§ **EXERCISE OBJECTIVE**
Return each line of the data below verbatim; pictures are to be left out.

Stored data
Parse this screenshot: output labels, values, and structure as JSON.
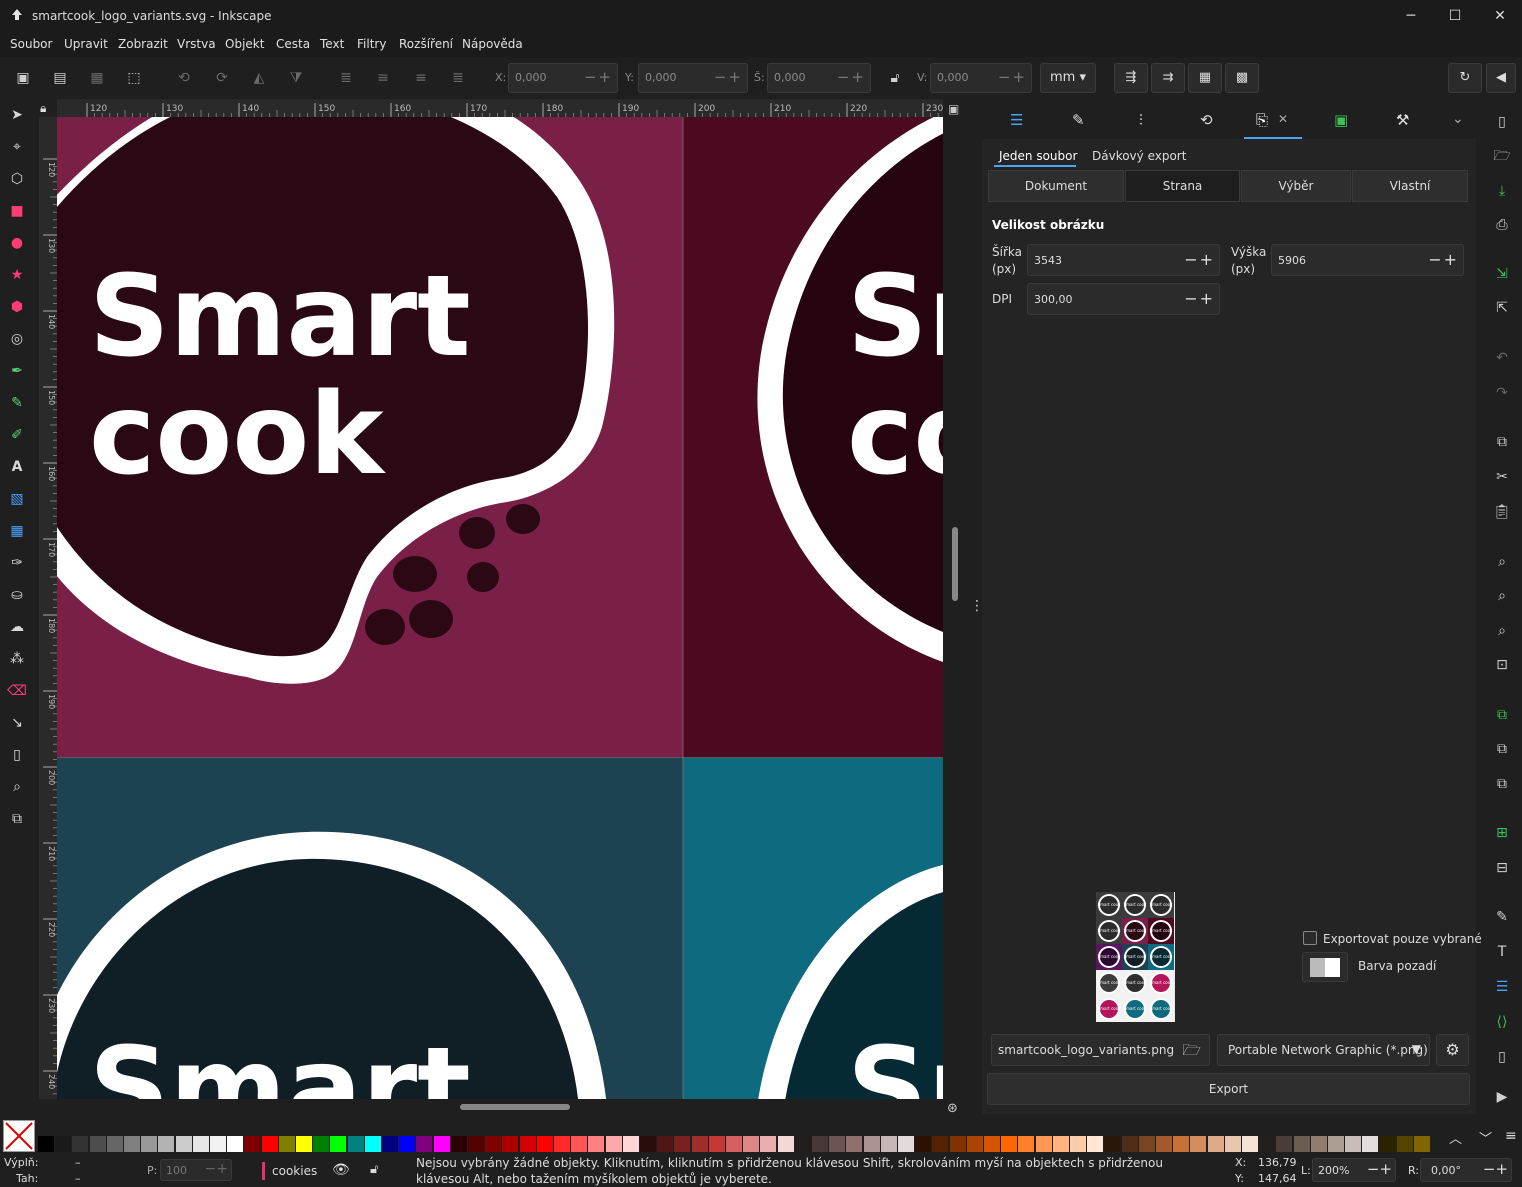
{
  "window": {
    "title": "smartcook_logo_variants.svg - Inkscape",
    "minimize": "─",
    "maximize": "☐",
    "close": "✕"
  },
  "menu": [
    "Soubor",
    "Upravit",
    "Zobrazit",
    "Vrstva",
    "Objekt",
    "Cesta",
    "Text",
    "Filtry",
    "Rozšíření",
    "Nápověda"
  ],
  "toolbar": {
    "x_label": "X:",
    "x_value": "0,000",
    "y_label": "Y:",
    "y_value": "0,000",
    "w_label": "Š:",
    "w_value": "0,000",
    "h_label": "V:",
    "h_value": "0,000",
    "unit": "mm"
  },
  "ruler": {
    "h_ticks": [
      "120",
      "130",
      "140",
      "150",
      "160",
      "170",
      "180",
      "190",
      "200",
      "210",
      "220",
      "230"
    ],
    "v_ticks": [
      "120",
      "130",
      "140",
      "150",
      "160",
      "170",
      "180",
      "190",
      "200",
      "210",
      "220",
      "230",
      "240"
    ]
  },
  "canvas": {
    "logo_line1": "Smart",
    "logo_line2": "cook",
    "tile_colors": [
      "#7a2047",
      "#4b0a20",
      "#1d4352",
      "#0e6a7e"
    ],
    "badge_colors": [
      "#2a0814",
      "#26040f",
      "#0f1f25",
      "#062a33"
    ]
  },
  "export": {
    "tabs": [
      "Jeden soubor",
      "Dávkový export"
    ],
    "modes": [
      "Dokument",
      "Strana",
      "Výběr",
      "Vlastní"
    ],
    "active_mode": "Strana",
    "section_title": "Velikost obrázku",
    "width_label_1": "Šířka",
    "width_label_2": "(px)",
    "width_value": "3543",
    "height_label_1": "Výška",
    "height_label_2": "(px)",
    "height_value": "5906",
    "dpi_label": "DPI",
    "dpi_value": "300,00",
    "export_selected_only": "Exportovat pouze vybrané",
    "background_label": "Barva pozadí",
    "filename": "smartcook_logo_variants.png",
    "format": "Portable Network Graphic (*.png)",
    "export_button": "Export",
    "preview_label": "Smart cook"
  },
  "palette": [
    "#000000",
    "#1a1a1a",
    "#333333",
    "#4d4d4d",
    "#666666",
    "#808080",
    "#999999",
    "#b3b3b3",
    "#cccccc",
    "#e6e6e6",
    "#f2f2f2",
    "#ffffff",
    "#800000",
    "#ff0000",
    "#808000",
    "#ffff00",
    "#008000",
    "#00ff00",
    "#008080",
    "#00ffff",
    "#000080",
    "#0000ff",
    "#800080",
    "#ff00ff",
    "#2b0000",
    "#550000",
    "#800000",
    "#aa0000",
    "#d40000",
    "#ff0000",
    "#ff2a2a",
    "#ff5555",
    "#ff8080",
    "#ffaaaa",
    "#ffd5d5",
    "#280b0b",
    "#501616",
    "#782121",
    "#a02c2c",
    "#c83737",
    "#d35f5f",
    "#de8787",
    "#e9afaf",
    "#f4d7d7",
    "#241c1c",
    "#483737",
    "#6c5353",
    "#916f6f",
    "#ac9393",
    "#c8b7b7",
    "#e3dbdb",
    "#2b1100",
    "#552200",
    "#803300",
    "#aa4400",
    "#d45500",
    "#ff6600",
    "#ff7f2a",
    "#ff9955",
    "#ffb380",
    "#ffccaa",
    "#ffe6d5",
    "#28170b",
    "#502d16",
    "#784421",
    "#a05a2c",
    "#c87137",
    "#d38d5f",
    "#deaa87",
    "#e9c6af",
    "#f4e3d7",
    "#241f1c",
    "#483e37",
    "#6c5d53",
    "#917c6f",
    "#ac9d93",
    "#c8beb7",
    "#e3dedb",
    "#2b2200",
    "#554400",
    "#806600"
  ],
  "status": {
    "fill_label": "Výplň:",
    "stroke_label": "Tah:",
    "fill_value": "–",
    "stroke_value": "–",
    "opacity_label": "P:",
    "opacity_value": "100",
    "layer": "cookies",
    "message": "Nejsou vybrány žádné objekty. Kliknutím, kliknutím s přidrženou klávesou Shift, skrolováním myší na objektech s přidrženou klávesou Alt, nebo tažením myšíkolem objektů je vyberete.",
    "x_label": "X:",
    "x_value": "136,79",
    "y_label": "Y:",
    "y_value": "147,64",
    "zoom_label": "L:",
    "zoom_value": "200%",
    "rotation_label": "R:",
    "rotation_value": "0,00°"
  }
}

§ **COMPLETE ANSWER**
Parse this screenshot: output labels, values, and structure as JSON.
{
  "window": {
    "title": "smartcook_logo_variants.svg - Inkscape",
    "minimize": "─",
    "maximize": "☐",
    "close": "✕"
  },
  "menu": [
    "Soubor",
    "Upravit",
    "Zobrazit",
    "Vrstva",
    "Objekt",
    "Cesta",
    "Text",
    "Filtry",
    "Rozšíření",
    "Nápověda"
  ],
  "toolbar": {
    "x_label": "X:",
    "x_value": "0,000",
    "y_label": "Y:",
    "y_value": "0,000",
    "w_label": "Š:",
    "w_value": "0,000",
    "h_label": "V:",
    "h_value": "0,000",
    "unit": "mm"
  },
  "ruler": {
    "h_ticks": [
      "120",
      "130",
      "140",
      "150",
      "160",
      "170",
      "180",
      "190",
      "200",
      "210",
      "220",
      "230"
    ],
    "v_ticks": [
      "120",
      "130",
      "140",
      "150",
      "160",
      "170",
      "180",
      "190",
      "200",
      "210",
      "220",
      "230",
      "240"
    ]
  },
  "canvas": {
    "logo_line1": "Smart",
    "logo_line2": "cook",
    "tile_colors": [
      "#7a2047",
      "#4b0a20",
      "#1d4352",
      "#0e6a7e"
    ],
    "badge_colors": [
      "#2a0814",
      "#26040f",
      "#0f1f25",
      "#062a33"
    ]
  },
  "export": {
    "tabs": [
      "Jeden soubor",
      "Dávkový export"
    ],
    "modes": [
      "Dokument",
      "Strana",
      "Výběr",
      "Vlastní"
    ],
    "active_mode": "Strana",
    "section_title": "Velikost obrázku",
    "width_label_1": "Šířka",
    "width_label_2": "(px)",
    "width_value": "3543",
    "height_label_1": "Výška",
    "height_label_2": "(px)",
    "height_value": "5906",
    "dpi_label": "DPI",
    "dpi_value": "300,00",
    "export_selected_only": "Exportovat pouze vybrané",
    "background_label": "Barva pozadí",
    "filename": "smartcook_logo_variants.png",
    "format": "Portable Network Graphic (*.png)",
    "export_button": "Export",
    "preview_label": "Smart cook"
  },
  "palette": [
    "#000000",
    "#1a1a1a",
    "#333333",
    "#4d4d4d",
    "#666666",
    "#808080",
    "#999999",
    "#b3b3b3",
    "#cccccc",
    "#e6e6e6",
    "#f2f2f2",
    "#ffffff",
    "#800000",
    "#ff0000",
    "#808000",
    "#ffff00",
    "#008000",
    "#00ff00",
    "#008080",
    "#00ffff",
    "#000080",
    "#0000ff",
    "#800080",
    "#ff00ff",
    "#2b0000",
    "#550000",
    "#800000",
    "#aa0000",
    "#d40000",
    "#ff0000",
    "#ff2a2a",
    "#ff5555",
    "#ff8080",
    "#ffaaaa",
    "#ffd5d5",
    "#280b0b",
    "#501616",
    "#782121",
    "#a02c2c",
    "#c83737",
    "#d35f5f",
    "#de8787",
    "#e9afaf",
    "#f4d7d7",
    "#241c1c",
    "#483737",
    "#6c5353",
    "#916f6f",
    "#ac9393",
    "#c8b7b7",
    "#e3dbdb",
    "#2b1100",
    "#552200",
    "#803300",
    "#aa4400",
    "#d45500",
    "#ff6600",
    "#ff7f2a",
    "#ff9955",
    "#ffb380",
    "#ffccaa",
    "#ffe6d5",
    "#28170b",
    "#502d16",
    "#784421",
    "#a05a2c",
    "#c87137",
    "#d38d5f",
    "#deaa87",
    "#e9c6af",
    "#f4e3d7",
    "#241f1c",
    "#483e37",
    "#6c5d53",
    "#917c6f",
    "#ac9d93",
    "#c8beb7",
    "#e3dedb",
    "#2b2200",
    "#554400",
    "#806600"
  ],
  "status": {
    "fill_label": "Výplň:",
    "stroke_label": "Tah:",
    "fill_value": "–",
    "stroke_value": "–",
    "opacity_label": "P:",
    "opacity_value": "100",
    "layer": "cookies",
    "message": "Nejsou vybrány žádné objekty. Kliknutím, kliknutím s přidrženou klávesou Shift, skrolováním myší na objektech s přidrženou klávesou Alt, nebo tažením myšíkolem objektů je vyberete.",
    "x_label": "X:",
    "x_value": "136,79",
    "y_label": "Y:",
    "y_value": "147,64",
    "zoom_label": "L:",
    "zoom_value": "200%",
    "rotation_label": "R:",
    "rotation_value": "0,00°"
  }
}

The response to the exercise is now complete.